[Data entries]:
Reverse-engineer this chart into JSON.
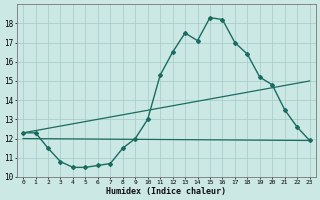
{
  "title": "",
  "xlabel": "Humidex (Indice chaleur)",
  "xlim": [
    -0.5,
    23.5
  ],
  "ylim": [
    10,
    19
  ],
  "yticks": [
    10,
    11,
    12,
    13,
    14,
    15,
    16,
    17,
    18
  ],
  "xticks": [
    0,
    1,
    2,
    3,
    4,
    5,
    6,
    7,
    8,
    9,
    10,
    11,
    12,
    13,
    14,
    15,
    16,
    17,
    18,
    19,
    20,
    21,
    22,
    23
  ],
  "bg_color": "#cce8e4",
  "grid_color": "#aacfcb",
  "line_color": "#1a6b60",
  "line1_x": [
    0,
    1,
    2,
    3,
    4,
    5,
    6,
    7,
    8,
    9,
    10,
    11,
    12,
    13,
    14,
    15,
    16,
    17,
    18,
    19,
    20,
    21,
    22,
    23
  ],
  "line1_y": [
    12.3,
    12.3,
    11.5,
    10.8,
    10.5,
    10.5,
    10.6,
    10.7,
    11.5,
    12.0,
    13.0,
    15.3,
    16.5,
    17.5,
    17.1,
    18.3,
    18.2,
    17.0,
    16.4,
    15.2,
    14.8,
    13.5,
    12.6,
    11.9
  ],
  "line2_x": [
    0,
    23
  ],
  "line2_y": [
    12.3,
    15.0
  ],
  "line3_x": [
    0,
    23
  ],
  "line3_y": [
    12.0,
    11.9
  ]
}
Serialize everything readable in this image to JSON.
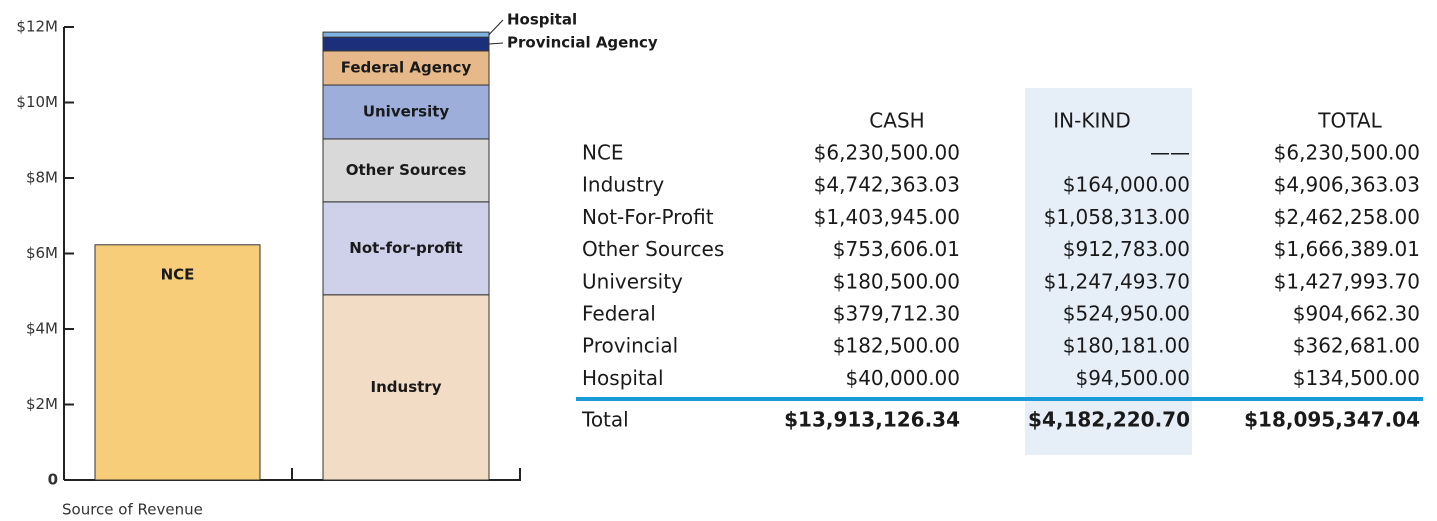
{
  "chart_data": {
    "type": "stacked_bar",
    "x_label": "Source of Revenue",
    "categories": [
      null,
      null
    ],
    "series": [
      {
        "name": "NCE",
        "color": "#f7cd7a",
        "values": [
          6230500.0,
          null
        ]
      },
      {
        "name": "Industry",
        "color": "#f2dcc6",
        "values": [
          null,
          4906363.03
        ]
      },
      {
        "name": "Not-for-profit",
        "color": "#cfd0ea",
        "values": [
          null,
          2462258.0
        ]
      },
      {
        "name": "Other Sources",
        "color": "#d9d9d9",
        "values": [
          null,
          1666389.01
        ]
      },
      {
        "name": "University",
        "color": "#9daedb",
        "values": [
          null,
          1427993.7
        ]
      },
      {
        "name": "Federal Agency",
        "color": "#e6b88a",
        "values": [
          null,
          904662.3
        ]
      },
      {
        "name": "Provincial Agency",
        "color": "#1c2f7a",
        "values": [
          null,
          362681.0
        ]
      },
      {
        "name": "Hospital",
        "color": "#7fb2e0",
        "values": [
          null,
          134500.0
        ]
      }
    ],
    "ylim": [
      0,
      12000000
    ],
    "yticks": [
      0,
      {
        "value": 2000000,
        "label": "$2M"
      },
      {
        "value": 4000000,
        "label": "$4M"
      },
      {
        "value": 6000000,
        "label": "$6M"
      },
      {
        "value": 8000000,
        "label": "$8M"
      },
      {
        "value": 10000000,
        "label": "$10M"
      },
      {
        "value": 12000000,
        "label": "$12M"
      }
    ]
  },
  "table": {
    "columns": [
      "CASH",
      "IN-KIND",
      "TOTAL"
    ],
    "rows": [
      [
        "NCE",
        "$6,230,500.00",
        "——",
        "$6,230,500.00"
      ],
      [
        "Industry",
        "$4,742,363.03",
        "$164,000.00",
        "$4,906,363.03"
      ],
      [
        "Not-For-Profit",
        "$1,403,945.00",
        "$1,058,313.00",
        "$2,462,258.00"
      ],
      [
        "Other Sources",
        "$753,606.01",
        "$912,783.00",
        "$1,666,389.01"
      ],
      [
        "University",
        "$180,500.00",
        "$1,247,493.70",
        "$1,427,993.70"
      ],
      [
        "Federal",
        "$379,712.30",
        "$524,950.00",
        "$904,662.30"
      ],
      [
        "Provincial",
        "$182,500.00",
        "$180,181.00",
        "$362,681.00"
      ],
      [
        "Hospital",
        "$40,000.00",
        "$94,500.00",
        "$134,500.00"
      ]
    ],
    "total": [
      "Total",
      "$13,913,126.34",
      "$4,182,220.70",
      "$18,095,347.04"
    ]
  }
}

[Task instructions]: Every entry above needs to be retyped exactly; drop the pictures.

[Full answer]:
Reverse-engineer this chart into JSON.
{
  "title": "",
  "xlabel": "Humidex (Indice chaleur)",
  "xlim": [
    -0.5,
    23.5
  ],
  "ylim": [
    10,
    19
  ],
  "yticks": [
    10,
    11,
    12,
    13,
    14,
    15,
    16,
    17,
    18
  ],
  "xticks": [
    0,
    1,
    2,
    3,
    4,
    5,
    6,
    7,
    8,
    9,
    10,
    11,
    12,
    13,
    14,
    15,
    16,
    17,
    18,
    19,
    20,
    21,
    22,
    23
  ],
  "bg_color": "#cce8e4",
  "grid_color": "#aacfcb",
  "line_color": "#1a6b60",
  "line1_x": [
    0,
    1,
    2,
    3,
    4,
    5,
    6,
    7,
    8,
    9,
    10,
    11,
    12,
    13,
    14,
    15,
    16,
    17,
    18,
    19,
    20,
    21,
    22,
    23
  ],
  "line1_y": [
    12.3,
    12.3,
    11.5,
    10.8,
    10.5,
    10.5,
    10.6,
    10.7,
    11.5,
    12.0,
    13.0,
    15.3,
    16.5,
    17.5,
    17.1,
    18.3,
    18.2,
    17.0,
    16.4,
    15.2,
    14.8,
    13.5,
    12.6,
    11.9
  ],
  "line2_x": [
    0,
    23
  ],
  "line2_y": [
    12.3,
    15.0
  ],
  "line3_x": [
    0,
    23
  ],
  "line3_y": [
    12.0,
    11.9
  ]
}
Serialize everything readable in this image to JSON.
{
  "chart_data": {
    "type": "stacked_bar",
    "x_label": "Source of Revenue",
    "categories": [
      null,
      null
    ],
    "series": [
      {
        "name": "NCE",
        "color": "#f7cd7a",
        "values": [
          6230500.0,
          null
        ]
      },
      {
        "name": "Industry",
        "color": "#f2dcc6",
        "values": [
          null,
          4906363.03
        ]
      },
      {
        "name": "Not-for-profit",
        "color": "#cfd0ea",
        "values": [
          null,
          2462258.0
        ]
      },
      {
        "name": "Other Sources",
        "color": "#d9d9d9",
        "values": [
          null,
          1666389.01
        ]
      },
      {
        "name": "University",
        "color": "#9daedb",
        "values": [
          null,
          1427993.7
        ]
      },
      {
        "name": "Federal Agency",
        "color": "#e6b88a",
        "values": [
          null,
          904662.3
        ]
      },
      {
        "name": "Provincial Agency",
        "color": "#1c2f7a",
        "values": [
          null,
          362681.0
        ]
      },
      {
        "name": "Hospital",
        "color": "#7fb2e0",
        "values": [
          null,
          134500.0
        ]
      }
    ],
    "ylim": [
      0,
      12000000
    ],
    "yticks": [
      0,
      {
        "value": 2000000,
        "label": "$2M"
      },
      {
        "value": 4000000,
        "label": "$4M"
      },
      {
        "value": 6000000,
        "label": "$6M"
      },
      {
        "value": 8000000,
        "label": "$8M"
      },
      {
        "value": 10000000,
        "label": "$10M"
      },
      {
        "value": 12000000,
        "label": "$12M"
      }
    ]
  },
  "table": {
    "columns": [
      "CASH",
      "IN-KIND",
      "TOTAL"
    ],
    "rows": [
      [
        "NCE",
        "$6,230,500.00",
        "——",
        "$6,230,500.00"
      ],
      [
        "Industry",
        "$4,742,363.03",
        "$164,000.00",
        "$4,906,363.03"
      ],
      [
        "Not-For-Profit",
        "$1,403,945.00",
        "$1,058,313.00",
        "$2,462,258.00"
      ],
      [
        "Other Sources",
        "$753,606.01",
        "$912,783.00",
        "$1,666,389.01"
      ],
      [
        "University",
        "$180,500.00",
        "$1,247,493.70",
        "$1,427,993.70"
      ],
      [
        "Federal",
        "$379,712.30",
        "$524,950.00",
        "$904,662.30"
      ],
      [
        "Provincial",
        "$182,500.00",
        "$180,181.00",
        "$362,681.00"
      ],
      [
        "Hospital",
        "$40,000.00",
        "$94,500.00",
        "$134,500.00"
      ]
    ],
    "total": [
      "Total",
      "$13,913,126.34",
      "$4,182,220.70",
      "$18,095,347.04"
    ]
  }
}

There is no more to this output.